**TASK BRIEF**
Your task is to copy every line of the entries that contains "دقیقه".

— BEGIN —

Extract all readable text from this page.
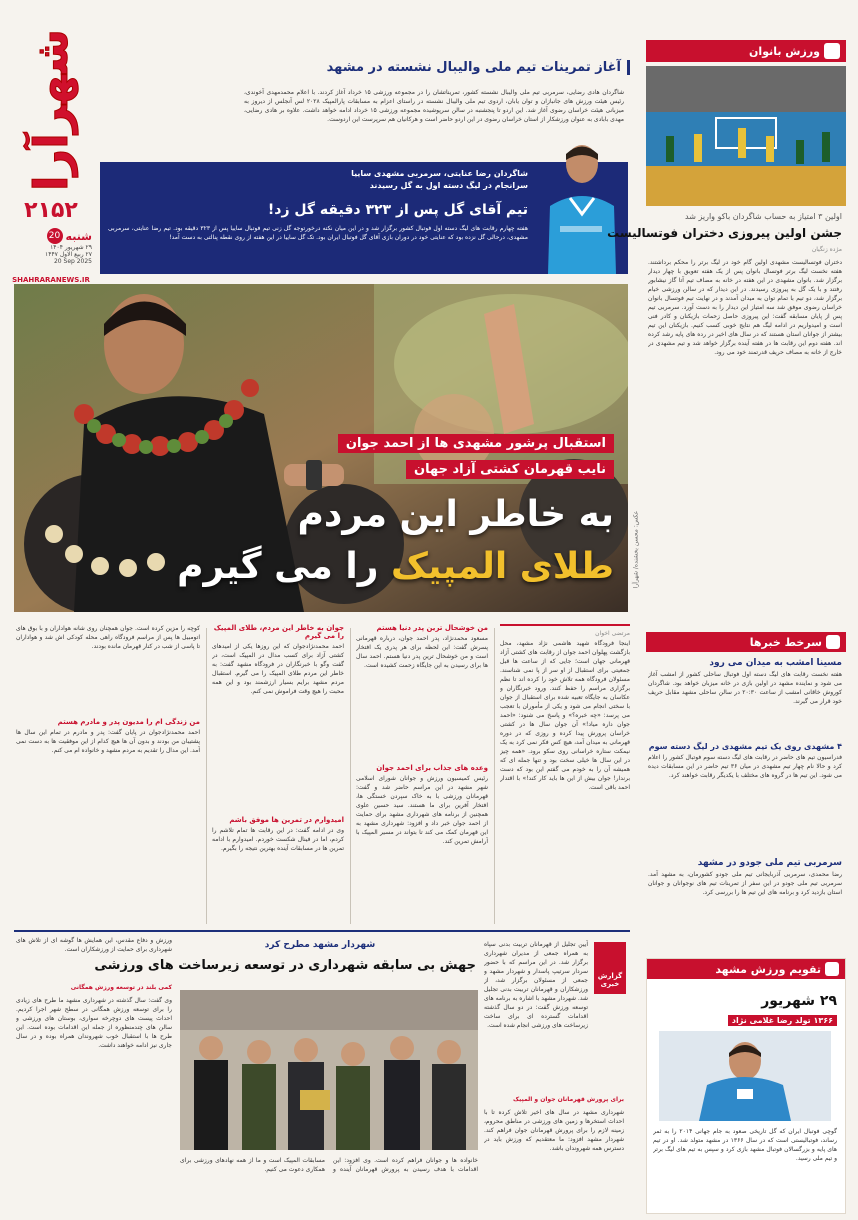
شهرآرا
۲۱۵۲
شنبه
20
۲۹ شهریور ۱۴۰۴
۲۷ ربیع الاول ۱۴۴۷
20 Sep 2025
SHAHRARANEWS.IR
آغاز تمرینات تیم ملی والیبال نشسته در مشهد
شاگردان هادی رضایی، سرمربی تیم ملی والیبال نشسته کشور، تمریناتشان را در مجموعه ورزشی ۱۵ خرداد آغاز کردند. با اعلام محمدمهدی آخوندی، رئیس هیئت ورزش های جانبازان و توان یابان، اردوی تیم ملی والیبال نشسته در راستای اعزام به مسابقات پارالمپیک ۲۰۲۸ لس آنجلس از دیروز به میزبانی هیئت خراسان رضوی آغاز شد. این اردو تا پنجشنبه در سالن سرپوشیده مجموعه ورزشی ۱۵ خرداد ادامه خواهد داشت. علاوه بر هادی رضایی، مهدی بابادی به عنوان ورزشکار از استان خراسان رضوی در این اردو حاضر است و هرکانیان هم سرپرست این اردوست.
شاگردان رضا عنایتی، سرمربی مشهدی ساییا سرانجام در لیگ دسته اول به گل رسیدند
تیم آقای گل پس از ۳۲۳ دقیقه گل زد!
هفته چهارم رقابت های لیگ دسته اول فوتبال کشور برگزار شد و در این میان نکته درخورتوجه گل زنی تیم فوتبال ساییا پس از ۳۲۳ دقیقه بود. تیم رضا عنایتی، سرمربی مشهدی، درحالی گل نزده بود که عنایتی خود در دوران بازی آقای گل فوتبال ایران بود. تک گل ساییا در این هفته از روی نقطه پنالتی به دست آمد!
استقبال پرشور مشهدی ها از احمد جوان
نایب قهرمان کشتی آزاد جهان
به خاطر این مردم
طلای المپیک را می گیرم	عکس: محسن بخشنده/ شهرآرا
مرتضی اخوان
اینجا فرودگاه شهید هاشمی نژاد مشهد، محل بازگشت پهلوان احمد جوان از رقابت های کشتی آزاد قهرمانی جهان است؛ جایی که از ساعت ها قبل جمعیتی برای استقبال از او سر از پا نمی شناسند. مسئولان فرودگاه همه تلاش خود را کرده اند تا نظم برگزاری مراسم را حفظ کنند. ورود خبرنگاران و عکاسان به جایگاه تعبیه شده برای استقبال از جوان با سختی انجام می شود و یکی از مأموران با تعجب می پرسد: «چه خبره؟» و پاسخ می شنود: «احمد جوان داره میاد!» آن جوان سال ها در کشتی خراسان پرورش پیدا کرده و روزی که در دوره قهرمانی به میدان آمد، هیچ کس فکر نمی کرد به یک نیمکت ستاره خراسانی روی سکو برود. «همه چیز در این سال ها خیلی سخت بود و تنها جمله ای که همیشه آن را به خودم می گفتم این بود که دست برندار! جوان بیش از این ها باید کار کند!» با اقتدار احمد باقی است.
من خوشحال ترین پدر دنیا هستم
مسعود محمدنژاد، پدر احمد جوان، درباره قهرمانی پسرش گفت: این لحظه برای هر پدری یک افتخار است و من خوشحال ترین پدر دنیا هستم. احمد سال ها برای رسیدن به این جایگاه زحمت کشیده است.
وعده های جذاب برای احمد جوان
رئیس کمیسیون ورزش و جوانان شورای اسلامی شهر مشهد در این مراسم حاضر شد و گفت: قهرمانان ورزشی با به خاک سپردن خستگی ها، افتخار آفرین برای ما هستند. سید حسین علوی همچنین از برنامه های شهرداری مشهد برای حمایت از احمد جوان خبر داد و افزود: شهرداری مشهد به این قهرمان کمک می کند تا بتواند در مسیر المپیک با آرامش تمرین کند.
جوان به خاطر این مردم، طلای المپیک را می گیرم
احمد محمدنژادجوان که این روزها یکی از امیدهای کشتی آزاد برای کسب مدال در المپیک است، در گفت وگو با خبرنگاران در فرودگاه مشهد گفت: به خاطر این مردم طلای المپیک را می گیرم. استقبال مردم مشهد برایم بسیار ارزشمند بود و این همه محبت را هیچ وقت فراموش نمی کنم.
امیدوارم در تمرین ها موفق باشم
وی در ادامه گفت: در این رقابت ها تمام تلاشم را کردم، اما در فینال شکست خوردم. امیدوارم با ادامه تمرین ها در مسابقات آینده بهترین نتیجه را بگیرم.
کوچه را مزین کرده است. جوان همچنان روی شانه هواداران و با بوق های اتومبیل ها پس از مراسم فرودگاه راهی محله کودکی اش شد و هواداران تا پاسی از شب در کنار قهرمان مانده بودند.
من زندگی ام را مدیون پدر و مادرم هستم
احمد محمدنژادجوان در پایان گفت: پدر و مادرم در تمام این سال ها پشتیبان من بودند و بدون آن ها هیچ کدام از این موفقیت ها به دست نمی آمد. این مدال را تقدیم به مردم مشهد و خانواده ام می کنم.
شهردار مشهد مطرح کرد
جهش بی سابقه شهرداری در توسعه زیرساخت های ورزشی
گزارش خبری
آیین تجلیل از قهرمانان تربیت بدنی سپاه به همراه جمعی از مدیران شهرداری برگزار شد. در این مراسم که با حضور سردار سرتیپ پاسدار و شهردار مشهد و جمعی از مسئولان برگزار شد، از ورزشکاران و قهرمانان تربیت بدنی تجلیل شد. شهردار مشهد با اشاره به برنامه های توسعه ورزش گفت: در دو سال گذشته اقدامات گسترده ای برای ساخت زیرساخت های ورزشی انجام شده است.
برای پرورش قهرمانان جوان و المپیک
شهرداری مشهد در سال های اخیر تلاش کرده تا با احداث استخرها و زمین های ورزشی در مناطق محروم، زمینه لازم را برای پرورش قهرمانان جوان فراهم کند. شهردار مشهد افزود: ما معتقدیم که ورزش باید در دسترس همه شهروندان باشد.
خانواده ها و جوانان فراهم کرده است. وی افزود: این اقدامات با هدف رسیدن به پرورش قهرمانان آینده و مسابقات المپیک است و ما از همه نهادهای ورزشی برای همکاری دعوت می کنیم.
ورزش و دفاع مقدس، این همایش ها گوشه ای از تلاش های شهرداری برای حمایت از ورزشکاران است.
کمی بلند در توسعه ورزش همگانی
وی گفت: سال گذشته در شهرداری مشهد ما طرح های زیادی را برای توسعه ورزش همگانی در سطح شهر اجرا کردیم. احداث پیست های دوچرخه سواری، بوستان های ورزشی و سالن های چندمنظوره از جمله این اقدامات بوده است. این طرح ها با استقبال خوب شهروندان همراه بوده و در سال جاری نیز ادامه خواهند داشت.
ورزش بانوان
اولین ۳ امتیاز به حساب شاگردان باکو واریز شد
جشن اولین پیروزی دختران فوتسالیست
مژده زنگیان
دختران فوتسالیست مشهدی اولین گام خود در لیگ برتر را محکم برداشتند. هفته نخست لیگ برتر فوتسال بانوان پس از یک هفته تعویق با چهار دیدار برگزار شد. بانوان مشهدی در این هفته در خانه به مصاف تیم آتا گاز نیشابور رفتند و با یک گل به پیروزی رسیدند. در این دیدار که در سالن ورزشی خیام برگزار شد، دو تیم با تمام توان به میدان آمدند و در نهایت تیم فوتسال بانوان خراسان رضوی موفق شد سه امتیاز این دیدار را به دست آورد. سرمربی تیم پس از پایان مسابقه گفت: این پیروزی حاصل زحمات بازیکنان و کادر فنی است و امیدواریم در ادامه لیگ هم نتایج خوبی کسب کنیم. بازیکنان این تیم بیشتر از جوانان استان هستند که در سال های اخیر در رده های پایه رشد کرده اند. هفته دوم این رقابت ها در هفته آینده برگزار خواهد شد و تیم مشهدی در خارج از خانه به مصاف حریف قدرتمند خود می رود.
سرخط خبرها
مسینا امشب به میدان می رود
هفته نخست رقابت های لیگ دسته اول فوتبال ساحلی کشور از امشب آغاز می شود و نماینده مشهد در اولین بازی در خانه میزبان خواهد بود. شاگردان کوروش خاقانی امشب از ساعت ۲۰:۳۰ در سالن ساحلی مشهد مقابل حریف خود قرار می گیرند.
۴ مشهدی روی یک تیم مشهدی در لیگ دسته سوم
فدراسیون تیم های حاضر در رقابت های لیگ دسته سوم فوتبال کشور را اعلام کرد و حالا نام چهار تیم مشهدی در میان ۳۶ تیم حاضر در این مسابقات دیده می شود. این تیم ها در گروه های مختلف با یکدیگر رقابت خواهند کرد.
سرمربی تیم ملی جودو در مشهد
رضا محمدی، سرمربی آذربایجانی تیم ملی جودو کشورمان، به مشهد آمد. سرمربی تیم ملی جودو در این سفر از تمرینات تیم های نوجوانان و جوانان استان بازدید کرد و برنامه های این تیم ها را بررسی کرد.
تقویم ورزش مشهد
۲۹ شهریور
۱۳۶۶ تولد رضا غلامی نژاد
گوچی فوتبال ایران که گل تاریخی صعود به جام جهانی ۲۰۱۴ را به ثمر رساند، فوتبالیستی است که در سال ۱۳۶۶ در مشهد متولد شد. او در تیم های پایه و بزرگسالان فوتبال مشهد بازی کرد و سپس به تیم های لیگ برتر و تیم ملی رسید.
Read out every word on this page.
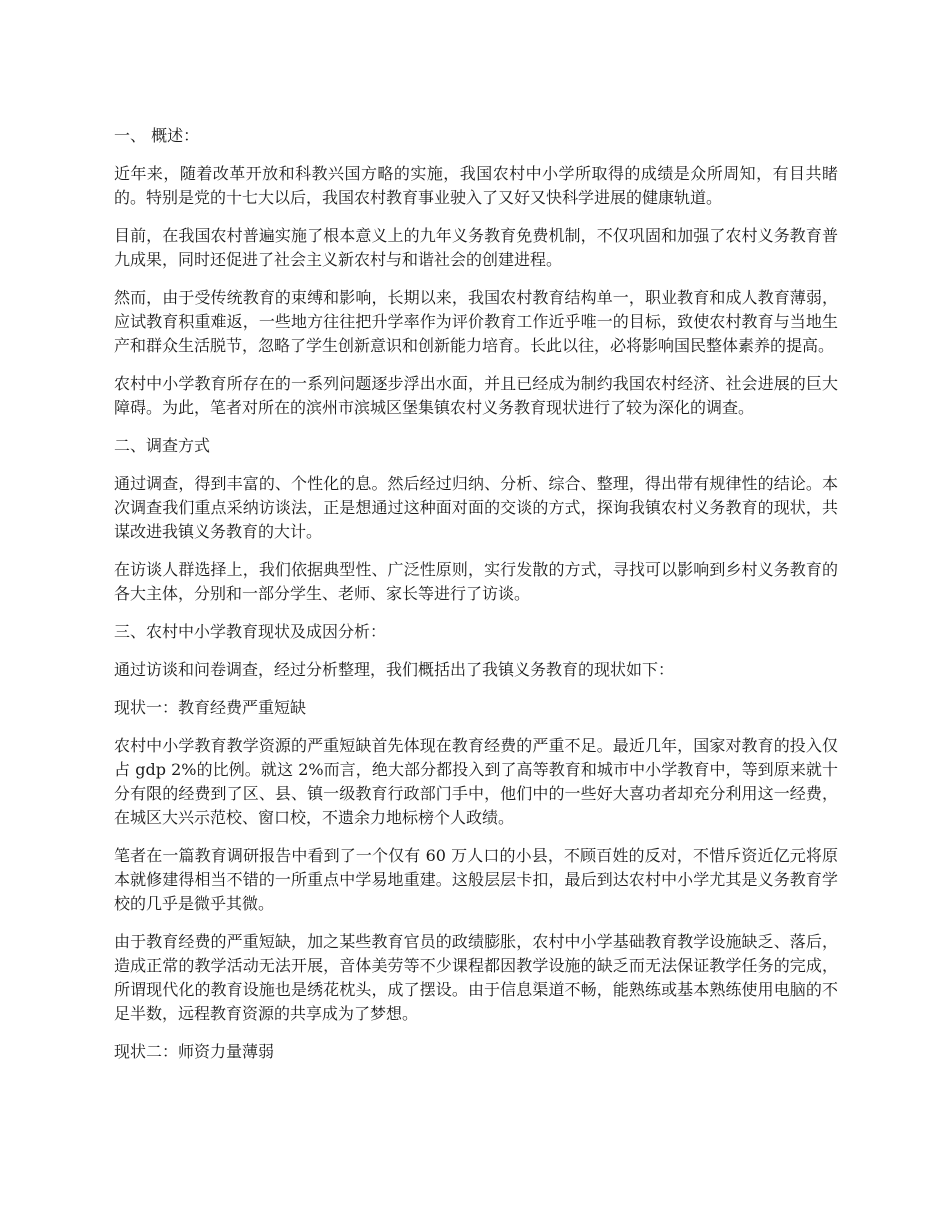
一、 概述：
近年来，随着改革开放和科教兴国方略的实施，我国农村中小学所取得的成绩是众所周知，有目共睹的。特别是党的十七大以后，我国农村教育事业驶入了又好又快科学进展的健康轨道。
目前，在我国农村普遍实施了根本意义上的九年义务教育免费机制，不仅巩固和加强了农村义务教育普九成果，同时还促进了社会主义新农村与和谐社会的创建进程。
然而，由于受传统教育的束缚和影响，长期以来，我国农村教育结构单一，职业教育和成人教育薄弱，应试教育积重难返，一些地方往往把升学率作为评价教育工作近乎唯一的目标，致使农村教育与当地生产和群众生活脱节，忽略了学生创新意识和创新能力培育。长此以往，必将影响国民整体素养的提高。
农村中小学教育所存在的一系列问题逐步浮出水面，并且已经成为制约我国农村经济、社会进展的巨大障碍。为此，笔者对所在的滨州市滨城区堡集镇农村义务教育现状进行了较为深化的调查。
二、调查方式
通过调查，得到丰富的、个性化的息。然后经过归纳、分析、综合、整理，得出带有规律性的结论。本次调查我们重点采纳访谈法，正是想通过这种面对面的交谈的方式，探询我镇农村义务教育的现状，共谋改进我镇义务教育的大计。
在访谈人群选择上，我们依据典型性、广泛性原则，实行发散的方式，寻找可以影响到乡村义务教育的各大主体，分别和一部分学生、老师、家长等进行了访谈。
三、农村中小学教育现状及成因分析：
通过访谈和问卷调查，经过分析整理，我们概括出了我镇义务教育的现状如下：
现状一：教育经费严重短缺
农村中小学教育教学资源的严重短缺首先体现在教育经费的严重不足。最近几年，国家对教育的投入仅占 gdp 2%的比例。就这 2%而言，绝大部分都投入到了高等教育和城市中小学教育中，等到原来就十分有限的经费到了区、县、镇一级教育行政部门手中，他们中的一些好大喜功者却充分利用这一经费，在城区大兴示范校、窗口校，不遗余力地标榜个人政绩。
笔者在一篇教育调研报告中看到了一个仅有 60 万人口的小县，不顾百姓的反对，不惜斥资近亿元将原本就修建得相当不错的一所重点中学易地重建。这般层层卡扣，最后到达农村中小学尤其是义务教育学校的几乎是微乎其微。
由于教育经费的严重短缺，加之某些教育官员的政绩膨胀，农村中小学基础教育教学设施缺乏、落后，造成正常的教学活动无法开展，音体美劳等不少课程都因教学设施的缺乏而无法保证教学任务的完成，所谓现代化的教育设施也是绣花枕头，成了摆设。由于信息渠道不畅，能熟练或基本熟练使用电脑的不足半数，远程教育资源的共享成为了梦想。
现状二：师资力量薄弱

— END —

**TASK OUTPUT**
تیم آقای گل پس از ۳۲۳ دقیقه گل زد!
هفته چهارم رقابت های لیگ دسته اول فوتبال کشور برگزار شد و در این میان نکته درخورتوجه گل زنی تیم فوتبال ساییا پس از ۳۲۳ دقیقه بود. تیم رضا عنایتی، سرمربی مشهدی، درحالی گل نزده بود که عنایتی خود در دوران بازی آقای گل فوتبال ایران بود. تک گل ساییا در این هفته از روی نقطه پنالتی به دست آمد!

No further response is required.